Read the data and repeat it in full, exactly.

— start —

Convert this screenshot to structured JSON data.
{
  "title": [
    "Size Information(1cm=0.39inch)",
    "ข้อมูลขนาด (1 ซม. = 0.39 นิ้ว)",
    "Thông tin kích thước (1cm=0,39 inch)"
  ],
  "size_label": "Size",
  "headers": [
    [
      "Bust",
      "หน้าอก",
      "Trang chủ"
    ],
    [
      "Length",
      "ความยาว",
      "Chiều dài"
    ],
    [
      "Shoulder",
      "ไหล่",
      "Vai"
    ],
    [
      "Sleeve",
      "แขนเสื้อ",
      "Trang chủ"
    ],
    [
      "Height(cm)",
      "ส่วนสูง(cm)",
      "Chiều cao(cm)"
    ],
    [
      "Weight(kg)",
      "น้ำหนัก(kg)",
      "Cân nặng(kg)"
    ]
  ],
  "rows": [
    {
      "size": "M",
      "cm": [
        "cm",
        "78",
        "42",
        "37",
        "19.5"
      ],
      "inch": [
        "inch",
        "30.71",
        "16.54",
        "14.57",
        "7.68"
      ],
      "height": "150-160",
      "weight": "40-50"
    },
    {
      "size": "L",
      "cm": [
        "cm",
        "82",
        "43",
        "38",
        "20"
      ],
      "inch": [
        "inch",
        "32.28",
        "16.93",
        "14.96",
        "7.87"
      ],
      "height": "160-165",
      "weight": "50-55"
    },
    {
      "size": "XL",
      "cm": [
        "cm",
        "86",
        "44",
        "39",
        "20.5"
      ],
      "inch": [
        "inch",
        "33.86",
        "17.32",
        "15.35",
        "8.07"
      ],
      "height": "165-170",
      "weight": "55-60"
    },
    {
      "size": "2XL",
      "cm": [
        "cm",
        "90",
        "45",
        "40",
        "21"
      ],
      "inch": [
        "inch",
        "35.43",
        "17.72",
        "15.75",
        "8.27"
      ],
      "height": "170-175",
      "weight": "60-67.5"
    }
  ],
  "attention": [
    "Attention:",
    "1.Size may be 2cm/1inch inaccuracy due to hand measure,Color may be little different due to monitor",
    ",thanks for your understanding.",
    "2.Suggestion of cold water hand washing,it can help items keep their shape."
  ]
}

— end —

:: OUTPUT FOR THIS TASK ::
Convert this screenshot to structured JSON data.
{
  "title": [
    "Size Information(1cm=0.39inch)",
    "ข้อมูลขนาด (1 ซม. = 0.39 นิ้ว)",
    "Thông tin kích thước (1cm=0,39 inch)"
  ],
  "size_label": "Size",
  "headers": [
    [
      "Bust",
      "หน้าอก",
      "Trang chủ"
    ],
    [
      "Length",
      "ความยาว",
      "Chiều dài"
    ],
    [
      "Shoulder",
      "ไหล่",
      "Vai"
    ],
    [
      "Sleeve",
      "แขนเสื้อ",
      "Trang chủ"
    ],
    [
      "Height(cm)",
      "ส่วนสูง(cm)",
      "Chiều cao(cm)"
    ],
    [
      "Weight(kg)",
      "น้ำหนัก(kg)",
      "Cân nặng(kg)"
    ]
  ],
  "rows": [
    {
      "size": "M",
      "cm": [
        "cm",
        "78",
        "42",
        "37",
        "19.5"
      ],
      "inch": [
        "inch",
        "30.71",
        "16.54",
        "14.57",
        "7.68"
      ],
      "height": "150-160",
      "weight": "40-50"
    },
    {
      "size": "L",
      "cm": [
        "cm",
        "82",
        "43",
        "38",
        "20"
      ],
      "inch": [
        "inch",
        "32.28",
        "16.93",
        "14.96",
        "7.87"
      ],
      "height": "160-165",
      "weight": "50-55"
    },
    {
      "size": "XL",
      "cm": [
        "cm",
        "86",
        "44",
        "39",
        "20.5"
      ],
      "inch": [
        "inch",
        "33.86",
        "17.32",
        "15.35",
        "8.07"
      ],
      "height": "165-170",
      "weight": "55-60"
    },
    {
      "size": "2XL",
      "cm": [
        "cm",
        "90",
        "45",
        "40",
        "21"
      ],
      "inch": [
        "inch",
        "35.43",
        "17.72",
        "15.75",
        "8.27"
      ],
      "height": "170-175",
      "weight": "60-67.5"
    }
  ],
  "attention": [
    "Attention:",
    "1.Size may be 2cm/1inch inaccuracy due to hand measure,Color may be little different due to monitor",
    ",thanks for your understanding.",
    "2.Suggestion of cold water hand washing,it can help items keep their shape."
  ]
}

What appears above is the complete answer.